Element and coordinate records
━━━━━━━━━━━━━━━━━━━━━━━━━━━━━━

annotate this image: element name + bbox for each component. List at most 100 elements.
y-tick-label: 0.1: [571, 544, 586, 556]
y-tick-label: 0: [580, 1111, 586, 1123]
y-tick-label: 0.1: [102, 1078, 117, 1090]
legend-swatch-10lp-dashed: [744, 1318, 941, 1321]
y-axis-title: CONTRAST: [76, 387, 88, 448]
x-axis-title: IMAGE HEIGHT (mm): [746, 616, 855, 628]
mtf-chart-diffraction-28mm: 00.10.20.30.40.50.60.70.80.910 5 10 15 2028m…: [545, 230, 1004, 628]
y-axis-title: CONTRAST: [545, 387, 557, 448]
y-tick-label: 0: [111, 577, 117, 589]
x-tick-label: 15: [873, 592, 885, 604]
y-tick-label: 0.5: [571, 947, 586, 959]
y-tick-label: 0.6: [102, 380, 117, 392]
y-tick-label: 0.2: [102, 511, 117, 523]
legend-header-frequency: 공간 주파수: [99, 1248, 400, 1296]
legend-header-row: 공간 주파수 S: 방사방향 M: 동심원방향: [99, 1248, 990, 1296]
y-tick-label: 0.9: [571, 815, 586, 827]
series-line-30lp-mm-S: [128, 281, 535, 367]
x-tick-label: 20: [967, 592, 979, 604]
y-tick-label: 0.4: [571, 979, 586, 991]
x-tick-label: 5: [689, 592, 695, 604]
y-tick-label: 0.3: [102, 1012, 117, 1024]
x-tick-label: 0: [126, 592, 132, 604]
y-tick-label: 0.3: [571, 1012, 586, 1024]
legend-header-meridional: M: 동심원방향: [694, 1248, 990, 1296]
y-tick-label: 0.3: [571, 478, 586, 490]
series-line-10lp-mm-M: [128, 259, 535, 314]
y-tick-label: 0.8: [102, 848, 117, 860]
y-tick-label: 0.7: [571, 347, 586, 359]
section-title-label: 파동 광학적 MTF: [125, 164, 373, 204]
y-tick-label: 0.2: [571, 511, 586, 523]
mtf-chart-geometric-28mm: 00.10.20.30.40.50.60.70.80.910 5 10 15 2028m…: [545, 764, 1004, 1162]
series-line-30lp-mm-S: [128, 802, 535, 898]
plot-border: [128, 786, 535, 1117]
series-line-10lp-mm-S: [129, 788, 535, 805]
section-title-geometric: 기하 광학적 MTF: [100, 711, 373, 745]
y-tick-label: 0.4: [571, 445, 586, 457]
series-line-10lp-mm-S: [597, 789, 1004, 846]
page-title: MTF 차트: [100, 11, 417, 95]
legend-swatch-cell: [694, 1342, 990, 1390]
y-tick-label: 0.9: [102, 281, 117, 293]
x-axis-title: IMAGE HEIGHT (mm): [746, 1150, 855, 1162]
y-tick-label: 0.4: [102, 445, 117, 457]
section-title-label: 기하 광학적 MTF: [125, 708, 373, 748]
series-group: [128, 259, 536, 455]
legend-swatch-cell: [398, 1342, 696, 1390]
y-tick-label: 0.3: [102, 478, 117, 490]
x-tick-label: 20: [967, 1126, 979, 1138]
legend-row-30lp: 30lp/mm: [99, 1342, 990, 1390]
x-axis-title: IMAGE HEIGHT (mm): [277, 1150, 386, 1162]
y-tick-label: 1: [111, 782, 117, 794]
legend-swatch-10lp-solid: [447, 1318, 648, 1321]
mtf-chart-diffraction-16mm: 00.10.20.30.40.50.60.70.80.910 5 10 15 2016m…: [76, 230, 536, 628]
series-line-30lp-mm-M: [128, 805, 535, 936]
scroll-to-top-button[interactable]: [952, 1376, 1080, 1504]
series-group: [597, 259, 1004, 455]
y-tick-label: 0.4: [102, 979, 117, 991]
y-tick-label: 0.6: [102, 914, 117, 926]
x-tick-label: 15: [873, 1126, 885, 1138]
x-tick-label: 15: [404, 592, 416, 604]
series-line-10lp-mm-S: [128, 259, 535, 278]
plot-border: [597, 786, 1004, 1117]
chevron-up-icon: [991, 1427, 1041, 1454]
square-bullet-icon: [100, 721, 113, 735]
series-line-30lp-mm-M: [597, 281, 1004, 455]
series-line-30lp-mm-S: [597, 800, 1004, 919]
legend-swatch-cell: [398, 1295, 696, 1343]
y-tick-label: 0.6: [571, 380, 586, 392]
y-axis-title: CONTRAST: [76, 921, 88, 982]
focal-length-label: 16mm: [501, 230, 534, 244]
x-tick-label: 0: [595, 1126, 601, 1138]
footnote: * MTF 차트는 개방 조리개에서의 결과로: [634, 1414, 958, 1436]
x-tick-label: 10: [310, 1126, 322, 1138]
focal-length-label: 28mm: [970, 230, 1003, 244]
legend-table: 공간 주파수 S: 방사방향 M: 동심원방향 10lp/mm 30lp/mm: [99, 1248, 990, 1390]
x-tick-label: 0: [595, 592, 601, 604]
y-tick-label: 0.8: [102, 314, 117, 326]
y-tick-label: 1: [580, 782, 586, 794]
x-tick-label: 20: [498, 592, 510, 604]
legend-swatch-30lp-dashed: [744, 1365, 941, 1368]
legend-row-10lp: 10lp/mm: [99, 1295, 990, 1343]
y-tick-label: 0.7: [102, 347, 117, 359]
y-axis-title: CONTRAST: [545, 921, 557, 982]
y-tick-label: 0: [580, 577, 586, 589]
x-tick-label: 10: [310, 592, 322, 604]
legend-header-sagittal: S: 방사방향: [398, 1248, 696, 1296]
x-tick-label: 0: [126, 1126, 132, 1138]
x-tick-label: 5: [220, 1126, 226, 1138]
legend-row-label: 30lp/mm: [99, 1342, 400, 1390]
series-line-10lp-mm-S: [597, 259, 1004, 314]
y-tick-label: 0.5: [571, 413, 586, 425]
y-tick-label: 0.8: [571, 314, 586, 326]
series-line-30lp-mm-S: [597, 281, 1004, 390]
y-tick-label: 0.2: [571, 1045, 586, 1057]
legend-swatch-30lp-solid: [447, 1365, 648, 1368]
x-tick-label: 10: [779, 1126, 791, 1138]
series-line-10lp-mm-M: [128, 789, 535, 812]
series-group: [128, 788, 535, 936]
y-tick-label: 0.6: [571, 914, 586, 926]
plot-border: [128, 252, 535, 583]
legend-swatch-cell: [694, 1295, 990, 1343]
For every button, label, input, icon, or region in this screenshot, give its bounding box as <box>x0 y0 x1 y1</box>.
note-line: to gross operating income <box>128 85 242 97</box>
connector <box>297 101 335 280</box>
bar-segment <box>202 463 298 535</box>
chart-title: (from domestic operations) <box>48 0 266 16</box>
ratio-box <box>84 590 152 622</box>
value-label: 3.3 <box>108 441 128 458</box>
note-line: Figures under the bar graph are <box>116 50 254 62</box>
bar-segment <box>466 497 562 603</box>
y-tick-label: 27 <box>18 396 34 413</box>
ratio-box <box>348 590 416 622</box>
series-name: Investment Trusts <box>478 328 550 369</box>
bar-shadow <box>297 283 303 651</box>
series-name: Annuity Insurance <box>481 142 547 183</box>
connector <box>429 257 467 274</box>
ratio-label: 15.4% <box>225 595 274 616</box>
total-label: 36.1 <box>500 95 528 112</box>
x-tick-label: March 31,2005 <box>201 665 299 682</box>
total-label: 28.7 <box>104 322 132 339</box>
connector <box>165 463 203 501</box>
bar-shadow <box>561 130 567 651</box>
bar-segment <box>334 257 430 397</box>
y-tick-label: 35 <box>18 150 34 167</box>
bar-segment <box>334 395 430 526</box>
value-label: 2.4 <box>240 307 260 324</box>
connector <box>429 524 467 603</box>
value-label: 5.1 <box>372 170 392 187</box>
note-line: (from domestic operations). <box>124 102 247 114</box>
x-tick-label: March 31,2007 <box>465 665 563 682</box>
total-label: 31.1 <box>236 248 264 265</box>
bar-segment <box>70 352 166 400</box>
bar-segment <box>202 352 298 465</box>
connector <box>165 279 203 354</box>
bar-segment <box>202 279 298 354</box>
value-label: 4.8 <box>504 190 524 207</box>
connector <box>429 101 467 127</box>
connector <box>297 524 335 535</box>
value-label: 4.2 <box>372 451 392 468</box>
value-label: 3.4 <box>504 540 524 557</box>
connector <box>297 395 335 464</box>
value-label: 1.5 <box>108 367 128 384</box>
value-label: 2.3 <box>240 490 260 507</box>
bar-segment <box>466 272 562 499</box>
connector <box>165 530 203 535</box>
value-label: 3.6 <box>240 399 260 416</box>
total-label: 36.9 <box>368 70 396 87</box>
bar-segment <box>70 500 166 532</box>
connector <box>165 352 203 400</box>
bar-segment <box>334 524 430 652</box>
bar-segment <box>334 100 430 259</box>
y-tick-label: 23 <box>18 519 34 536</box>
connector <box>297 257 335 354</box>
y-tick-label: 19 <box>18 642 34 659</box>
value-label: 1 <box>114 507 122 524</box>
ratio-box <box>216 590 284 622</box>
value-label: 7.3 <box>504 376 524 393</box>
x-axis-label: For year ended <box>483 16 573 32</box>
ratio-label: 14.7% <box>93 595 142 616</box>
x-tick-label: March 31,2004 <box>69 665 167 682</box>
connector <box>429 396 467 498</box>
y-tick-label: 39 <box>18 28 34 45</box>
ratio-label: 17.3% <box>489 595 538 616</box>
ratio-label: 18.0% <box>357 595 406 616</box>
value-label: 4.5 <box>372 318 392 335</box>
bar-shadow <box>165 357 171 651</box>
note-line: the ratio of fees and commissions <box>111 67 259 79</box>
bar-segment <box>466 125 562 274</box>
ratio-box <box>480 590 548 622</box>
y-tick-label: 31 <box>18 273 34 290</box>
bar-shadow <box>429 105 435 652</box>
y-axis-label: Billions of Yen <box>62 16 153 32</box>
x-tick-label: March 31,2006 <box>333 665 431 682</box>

━━━━━━━━━━━━━━━━━━━━━━━━━━━━━━

▶ _REQUIRED TASK_:
Copy the lines from the start of the entries through the line holding "legend-swatch-10lp-dashed: [744, 1318, 941, 1321]", inclusive, and nothing else.

▶ _EXERCISE ANSWER_:
annotate this image: element name + bbox for each component. List at most 100 elements.
y-tick-label: 0.1: [571, 544, 586, 556]
y-tick-label: 0: [580, 1111, 586, 1123]
y-tick-label: 0.1: [102, 1078, 117, 1090]
legend-swatch-10lp-dashed: [744, 1318, 941, 1321]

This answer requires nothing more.